What is being asked → Below is some material; transcribe all of it exactly.

Figure record extracts →
————
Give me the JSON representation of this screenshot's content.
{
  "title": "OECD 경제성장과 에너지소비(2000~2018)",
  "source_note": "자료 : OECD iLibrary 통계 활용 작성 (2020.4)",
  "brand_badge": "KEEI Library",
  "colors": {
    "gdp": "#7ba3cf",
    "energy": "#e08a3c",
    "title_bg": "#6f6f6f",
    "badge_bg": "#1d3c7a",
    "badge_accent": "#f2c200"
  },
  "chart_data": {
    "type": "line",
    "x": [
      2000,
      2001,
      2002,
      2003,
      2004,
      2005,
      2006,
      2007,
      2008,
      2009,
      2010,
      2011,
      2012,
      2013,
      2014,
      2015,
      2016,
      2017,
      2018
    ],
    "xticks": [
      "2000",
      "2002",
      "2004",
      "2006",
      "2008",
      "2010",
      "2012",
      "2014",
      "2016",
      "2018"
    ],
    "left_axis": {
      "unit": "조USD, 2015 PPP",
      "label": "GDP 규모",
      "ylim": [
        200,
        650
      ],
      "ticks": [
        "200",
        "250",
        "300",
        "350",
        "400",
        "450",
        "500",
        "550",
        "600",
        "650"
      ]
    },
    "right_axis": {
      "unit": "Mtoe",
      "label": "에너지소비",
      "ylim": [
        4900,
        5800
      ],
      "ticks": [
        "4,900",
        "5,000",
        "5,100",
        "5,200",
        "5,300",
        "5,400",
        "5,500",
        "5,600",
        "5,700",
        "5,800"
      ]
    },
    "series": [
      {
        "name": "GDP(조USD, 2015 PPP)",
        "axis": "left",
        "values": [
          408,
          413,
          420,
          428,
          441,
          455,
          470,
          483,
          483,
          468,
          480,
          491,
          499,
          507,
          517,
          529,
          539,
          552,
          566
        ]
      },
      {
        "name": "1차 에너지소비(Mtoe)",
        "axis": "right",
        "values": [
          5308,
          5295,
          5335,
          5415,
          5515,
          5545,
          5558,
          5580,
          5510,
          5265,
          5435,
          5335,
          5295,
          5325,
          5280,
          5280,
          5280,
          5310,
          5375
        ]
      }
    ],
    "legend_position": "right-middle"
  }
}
————
Solution for this exercise →
Give me the JSON representation of this screenshot's content.
{
  "title": "OECD 경제성장과 에너지소비(2000~2018)",
  "source_note": "자료 : OECD iLibrary 통계 활용 작성 (2020.4)",
  "brand_badge": "KEEI Library",
  "colors": {
    "gdp": "#7ba3cf",
    "energy": "#e08a3c",
    "title_bg": "#6f6f6f",
    "badge_bg": "#1d3c7a",
    "badge_accent": "#f2c200"
  },
  "chart_data": {
    "type": "line",
    "x": [
      2000,
      2001,
      2002,
      2003,
      2004,
      2005,
      2006,
      2007,
      2008,
      2009,
      2010,
      2011,
      2012,
      2013,
      2014,
      2015,
      2016,
      2017,
      2018
    ],
    "xticks": [
      "2000",
      "2002",
      "2004",
      "2006",
      "2008",
      "2010",
      "2012",
      "2014",
      "2016",
      "2018"
    ],
    "left_axis": {
      "unit": "조USD, 2015 PPP",
      "label": "GDP 규모",
      "ylim": [
        200,
        650
      ],
      "ticks": [
        "200",
        "250",
        "300",
        "350",
        "400",
        "450",
        "500",
        "550",
        "600",
        "650"
      ]
    },
    "right_axis": {
      "unit": "Mtoe",
      "label": "에너지소비",
      "ylim": [
        4900,
        5800
      ],
      "ticks": [
        "4,900",
        "5,000",
        "5,100",
        "5,200",
        "5,300",
        "5,400",
        "5,500",
        "5,600",
        "5,700",
        "5,800"
      ]
    },
    "series": [
      {
        "name": "GDP(조USD, 2015 PPP)",
        "axis": "left",
        "values": [
          408,
          413,
          420,
          428,
          441,
          455,
          470,
          483,
          483,
          468,
          480,
          491,
          499,
          507,
          517,
          529,
          539,
          552,
          566
        ]
      },
      {
        "name": "1차 에너지소비(Mtoe)",
        "axis": "right",
        "values": [
          5308,
          5295,
          5335,
          5415,
          5515,
          5545,
          5558,
          5580,
          5510,
          5265,
          5435,
          5335,
          5295,
          5325,
          5280,
          5280,
          5280,
          5310,
          5375
        ]
      }
    ],
    "legend_position": "right-middle"
  }
}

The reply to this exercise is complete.